**Saved entries:**
━━━━━━━━━━━━━━━━━━━━━━━━━━━━━━

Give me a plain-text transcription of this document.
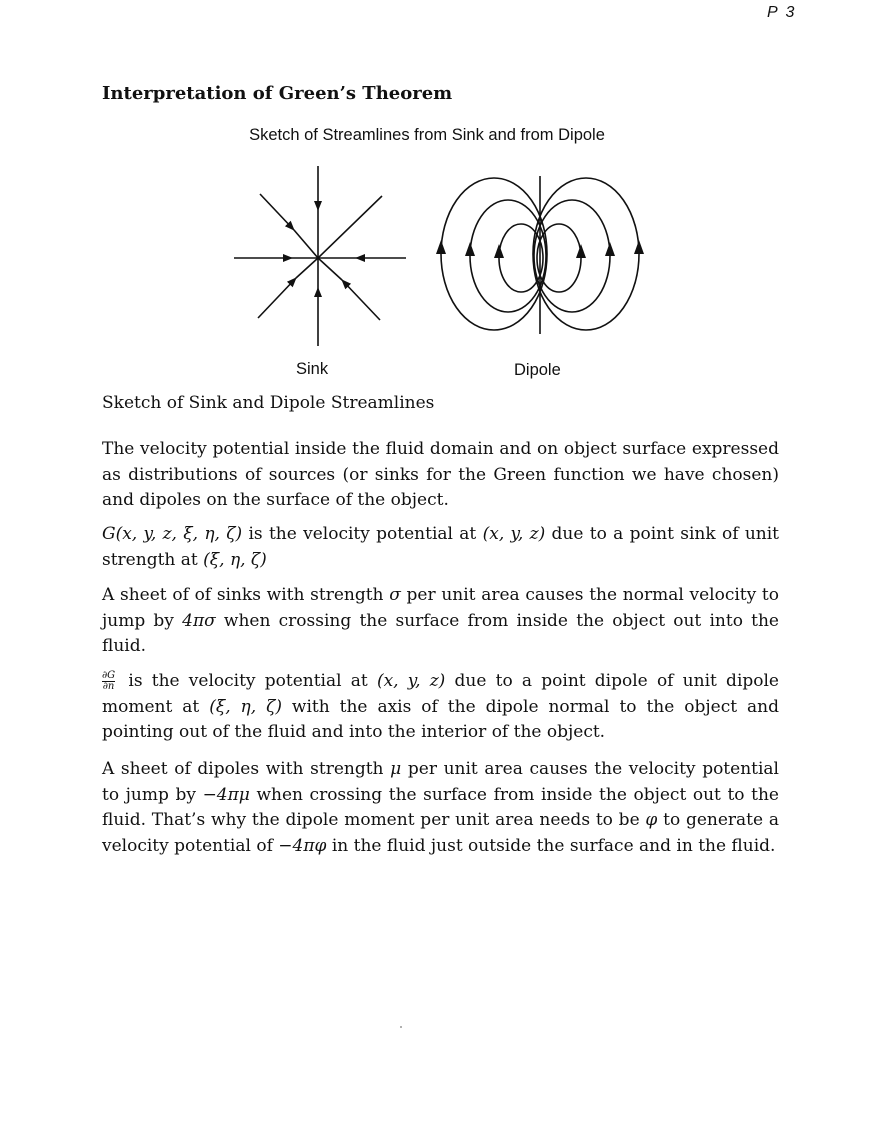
P 3
Interpretation of Green’s Theorem
Sketch of Streamlines from Sink and from Dipole
Sink	Dipole
Sketch of Sink and Dipole Streamlines

The velocity potential inside the fluid domain and on object surface expressed as distributions of sources (or sinks for the Green function we have chosen) and dipoles on the surface of the object.

G(x, y, z, ξ, η, ζ) is the velocity potential at (x, y, z) due to a point sink of unit strength at (ξ, η, ζ)

A sheet of of sinks with strength σ per unit area causes the normal velocity to jump by 4πσ when crossing the surface from inside the object out into the fluid.

$\frac{\partial G}{\partial n}$ is the velocity potential at (x, y, z) due to a point dipole of unit dipole moment at (ξ, η, ζ) with the axis of the dipole normal to the object and pointing out of the fluid and into the interior of the object.

A sheet of dipoles with strength μ per unit area causes the velocity potential to jump by −4πμ when crossing the surface from inside the object out to the fluid. That’s why the dipole moment per unit area needs to be φ to generate a velocity potential of −4πφ in the fluid just outside the surface and in the fluid.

━━━━━━━━━━━━━━━━━━━━━━━━━━━━━━

**STATED TASK:** Your task is to copy the entries in full and exactly, without any images.

**REPLY:**
Give me a plain-text transcription of this document.
P 3
Interpretation of Green’s Theorem
Sketch of Streamlines from Sink and from Dipole
Sink	Dipole
Sketch of Sink and Dipole Streamlines

The velocity potential inside the fluid domain and on object surface expressed as distributions of sources (or sinks for the Green function we have chosen) and dipoles on the surface of the object.

G(x, y, z, ξ, η, ζ) is the velocity potential at (x, y, z) due to a point sink of unit strength at (ξ, η, ζ)

A sheet of of sinks with strength σ per unit area causes the normal velocity to jump by 4πσ when crossing the surface from inside the object out into the fluid.

$\frac{\partial G}{\partial n}$ is the velocity potential at (x, y, z) due to a point dipole of unit dipole moment at (ξ, η, ζ) with the axis of the dipole normal to the object and pointing out of the fluid and into the interior of the object.

A sheet of dipoles with strength μ per unit area causes the velocity potential to jump by −4πμ when crossing the surface from inside the object out to the fluid. That’s why the dipole moment per unit area needs to be φ to generate a velocity potential of −4πφ in the fluid just outside the surface and in the fluid.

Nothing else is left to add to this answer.